__Records supplied__
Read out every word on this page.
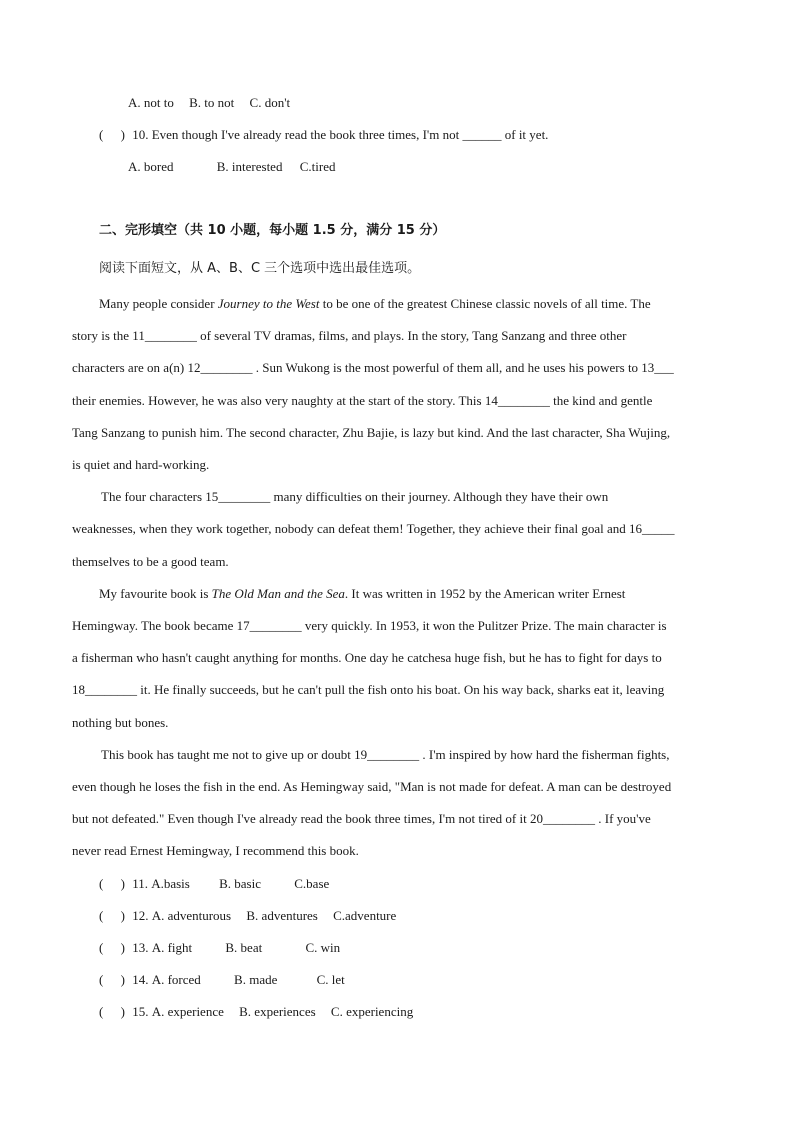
A. not to B. to not C. don't
( ) 10. Even though I've already read the book three times, I'm not ______ of it yet.
A. bored	B. interested C.tired
二、完形填空（共 10 小题，每小题 1.5 分，满分 15 分）
阅读下面短文，从 A、B、C 三个选项中选出最佳选项。
Many people consider Journey to the West to be one of the greatest Chinese classic novels of all time. The
story is the 11________ of several TV dramas, films, and plays. In the story, Tang Sanzang and three other
characters are on a(n) 12________ . Sun Wukong is the most powerful of them all, and he uses his powers to 13___
their enemies. However, he was also very naughty at the start of the story. This 14________ the kind and gentle
Tang Sanzang to punish him. The second character, Zhu Bajie, is lazy but kind. And the last character, Sha Wujing,
is quiet and hard-working.
The four characters 15________ many difficulties on their journey. Although they have their own
weaknesses, when they work together, nobody can defeat them! Together, they achieve their final goal and 16_____
themselves to be a good team.
My favourite book is The Old Man and the Sea. It was written in 1952 by the American writer Ernest
Hemingway. The book became 17________ very quickly. In 1953, it won the Pulitzer Prize. The main character is
a fisherman who hasn't caught anything for months. One day he catchesa huge fish, but he has to fight for days to
18________ it. He finally succeeds, but he can't pull the fish onto his boat. On his way back, sharks eat it, leaving
nothing but bones.
This book has taught me not to give up or doubt 19________ . I'm inspired by how hard the fisherman fights,
even though he loses the fish in the end. As Hemingway said, "Man is not made for defeat. A man can be destroyed
but not defeated." Even though I've already read the book three times, I'm not tired of it 20________ . If you've
never read Ernest Hemingway, I recommend this book.
( ) 11. A.basis B. basic	C.base
( ) 12. A. adventurous B. adventures C.adventure
( ) 13. A. fight	B. beat	C. win
( ) 14. A. forced	B. made	C. let
( ) 15. A. experience B. experiences C. experiencing
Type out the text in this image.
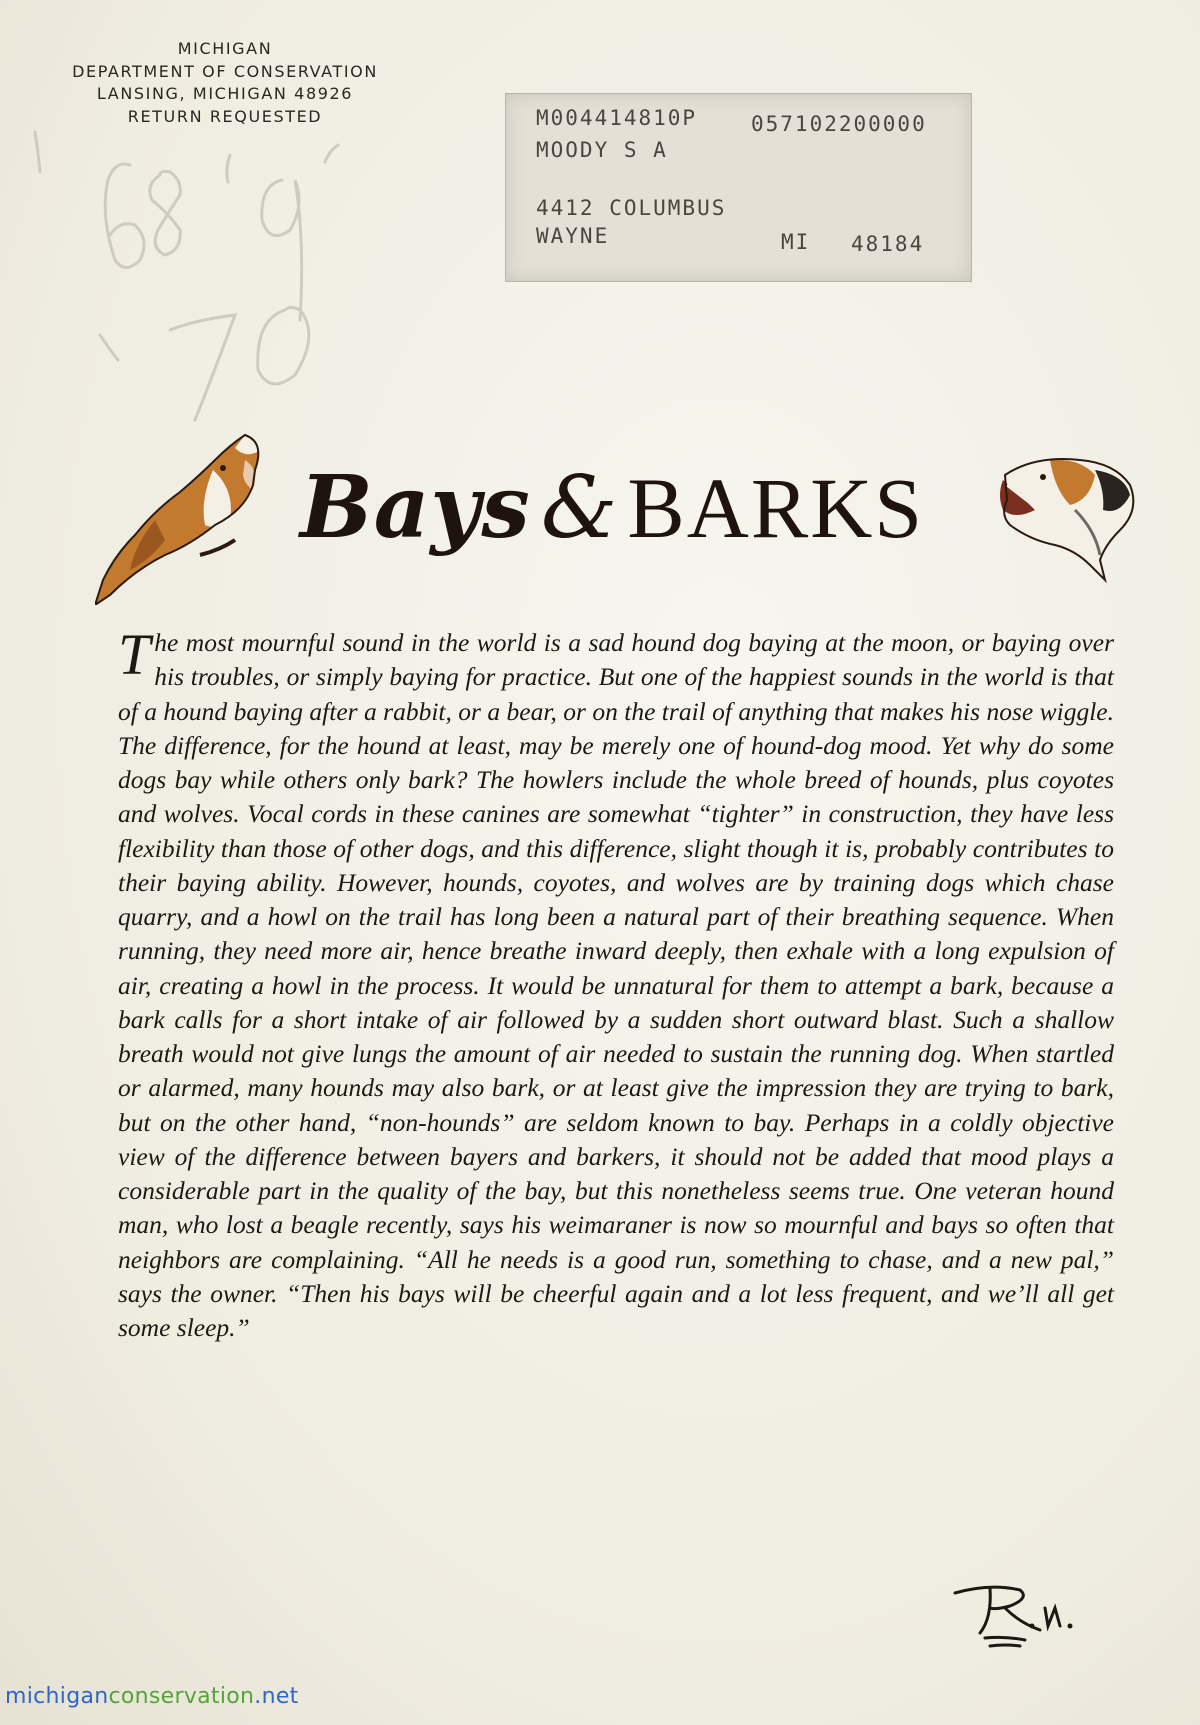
MICHIGAN
DEPARTMENT OF CONSERVATION
LANSING, MICHIGAN 48926
RETURN REQUESTED	M004414810P	057102200000
MOODY S A
4412 COLUMBUS
WAYNE	MI 48184
Bays & BARKS
The most mournful sound in the world is a sad hound dog baying at the moon, or baying over his troubles, or simply baying for practice. But one of the happiest sounds in the world is that of a hound baying after a rabbit, or a bear, or on the trail of anything that makes his nose wiggle. The difference, for the hound at least, may be merely one of hound-dog mood. Yet why do some dogs bay while others only bark? The howlers include the whole breed of hounds, plus coyotes and wolves. Vocal cords in these canines are somewhat “tighter” in construction, they have less flexibility than those of other dogs, and this difference, slight though it is, probably contributes to their baying ability. However, hounds, coyotes, and wolves are by training dogs which chase quarry, and a howl on the trail has long been a natural part of their breathing sequence. When running, they need more air, hence breathe inward deeply, then exhale with a long expulsion of air, creating a howl in the process. It would be unnatural for them to attempt a bark, because a bark calls for a short intake of air followed by a sudden short outward blast. Such a shallow breath would not give lungs the amount of air needed to sustain the running dog. When startled or alarmed, many hounds may also bark, or at least give the impression they are trying to bark, but on the other hand, “non-hounds” are seldom known to bay. Perhaps in a coldly objective view of the difference between bayers and barkers, it should not be added that mood plays a considerable part in the quality of the bay, but this nonetheless seems true. One veteran hound man, who lost a beagle recently, says his weimaraner is now so mournful and bays so often that neighbors are complaining. “All he needs is a good run, something to chase, and a new pal,” says the owner. “Then his bays will be cheerful again and a lot less frequent, and we’ll all get some sleep.”
michiganconservation.net
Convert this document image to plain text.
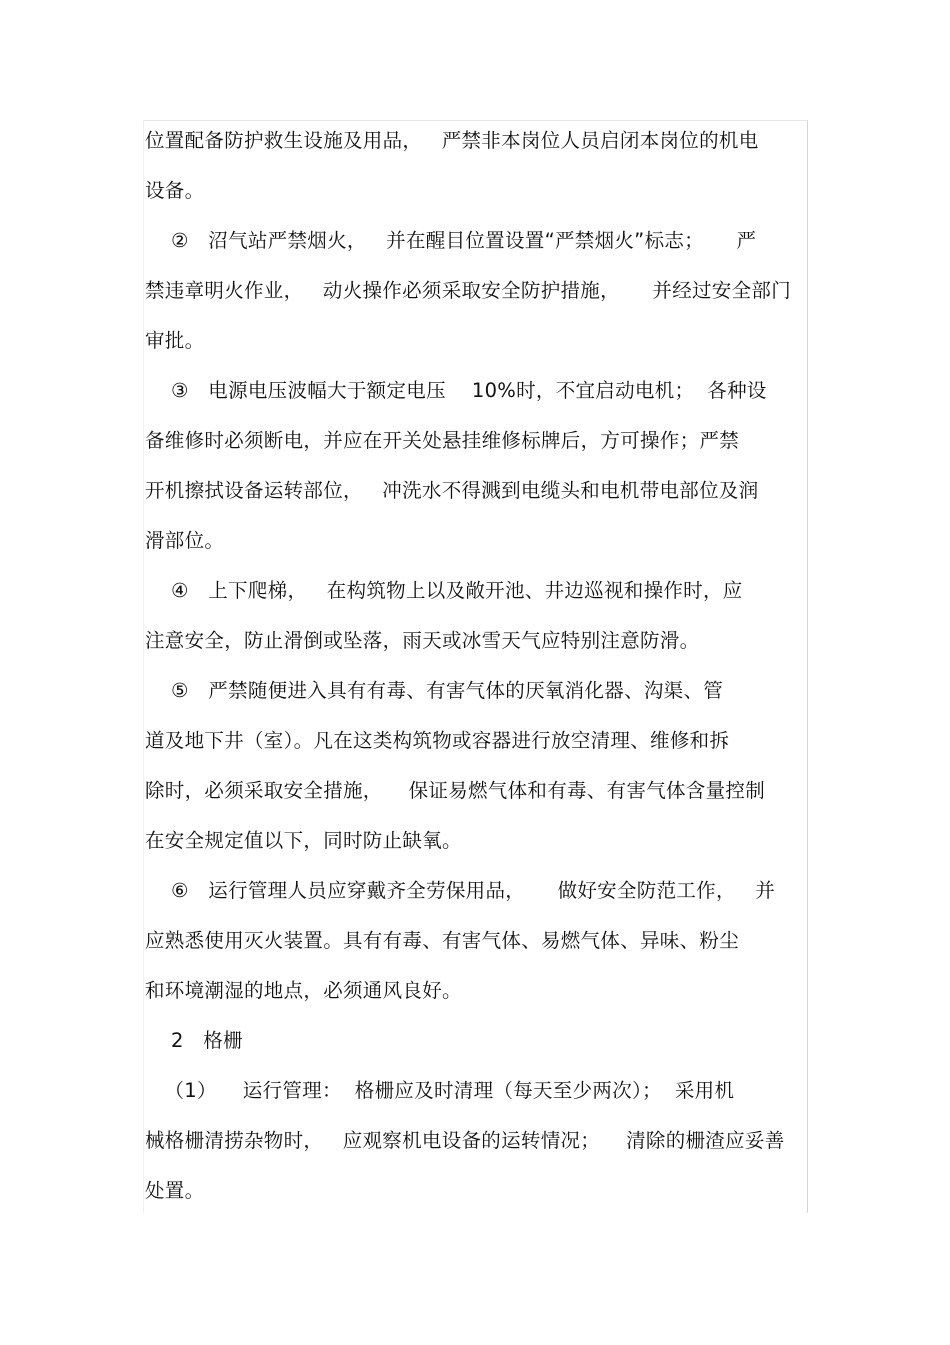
位置配备防护救生设施及用品，   严禁非本岗位人员启闭本岗位的机电
设备。
②   沼气站严禁烟火，   并在醒目位置设置“严禁烟火”标志；     严
禁违章明火作业，   动火操作必须采取安全防护措施，     并经过安全部门
审批。
③   电源电压波幅大于额定电压    10%时，不宜启动电机；  各种设
备维修时必须断电，并应在开关处悬挂维修标牌后，方可操作；严禁
开机擦拭设备运转部位，   冲洗水不得溅到电缆头和电机带电部位及润
滑部位。
④   上下爬梯，   在构筑物上以及敞开池、井边巡视和操作时，应
注意安全，防止滑倒或坠落，雨天或冰雪天气应特别注意防滑。
⑤   严禁随便进入具有有毒、有害气体的厌氧消化器、沟渠、管
道及地下井（室）。凡在这类构筑物或容器进行放空清理、维修和拆
除时，必须采取安全措施，    保证易燃气体和有毒、有害气体含量控制
在安全规定值以下，同时防止缺氧。
⑥   运行管理人员应穿戴齐全劳保用品，     做好安全防范工作，   并
应熟悉使用灭火装置。具有有毒、有害气体、易燃气体、异味、粉尘
和环境潮湿的地点，必须通风良好。
2   格栅
（1）    运行管理：  格栅应及时清理（每天至少两次）；  采用机
械格栅清捞杂物时，   应观察机电设备的运转情况；    清除的栅渣应妥善
处置。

__The task__
Quote, without alteration, the lines running from the line containing "Convert this document image to plain text." to the last line of the entries, and include no pictures.

__Right answer__
Convert this document image to plain text.
位置配备防护救生设施及用品，   严禁非本岗位人员启闭本岗位的机电
设备。
②   沼气站严禁烟火，   并在醒目位置设置“严禁烟火”标志；     严
禁违章明火作业，   动火操作必须采取安全防护措施，     并经过安全部门
审批。
③   电源电压波幅大于额定电压    10%时，不宜启动电机；  各种设
备维修时必须断电，并应在开关处悬挂维修标牌后，方可操作；严禁
开机擦拭设备运转部位，   冲洗水不得溅到电缆头和电机带电部位及润
滑部位。
④   上下爬梯，   在构筑物上以及敞开池、井边巡视和操作时，应
注意安全，防止滑倒或坠落，雨天或冰雪天气应特别注意防滑。
⑤   严禁随便进入具有有毒、有害气体的厌氧消化器、沟渠、管
道及地下井（室）。凡在这类构筑物或容器进行放空清理、维修和拆
除时，必须采取安全措施，    保证易燃气体和有毒、有害气体含量控制
在安全规定值以下，同时防止缺氧。
⑥   运行管理人员应穿戴齐全劳保用品，     做好安全防范工作，   并
应熟悉使用灭火装置。具有有毒、有害气体、易燃气体、异味、粉尘
和环境潮湿的地点，必须通风良好。
2   格栅
（1）    运行管理：  格栅应及时清理（每天至少两次）；  采用机
械格栅清捞杂物时，   应观察机电设备的运转情况；    清除的栅渣应妥善
处置。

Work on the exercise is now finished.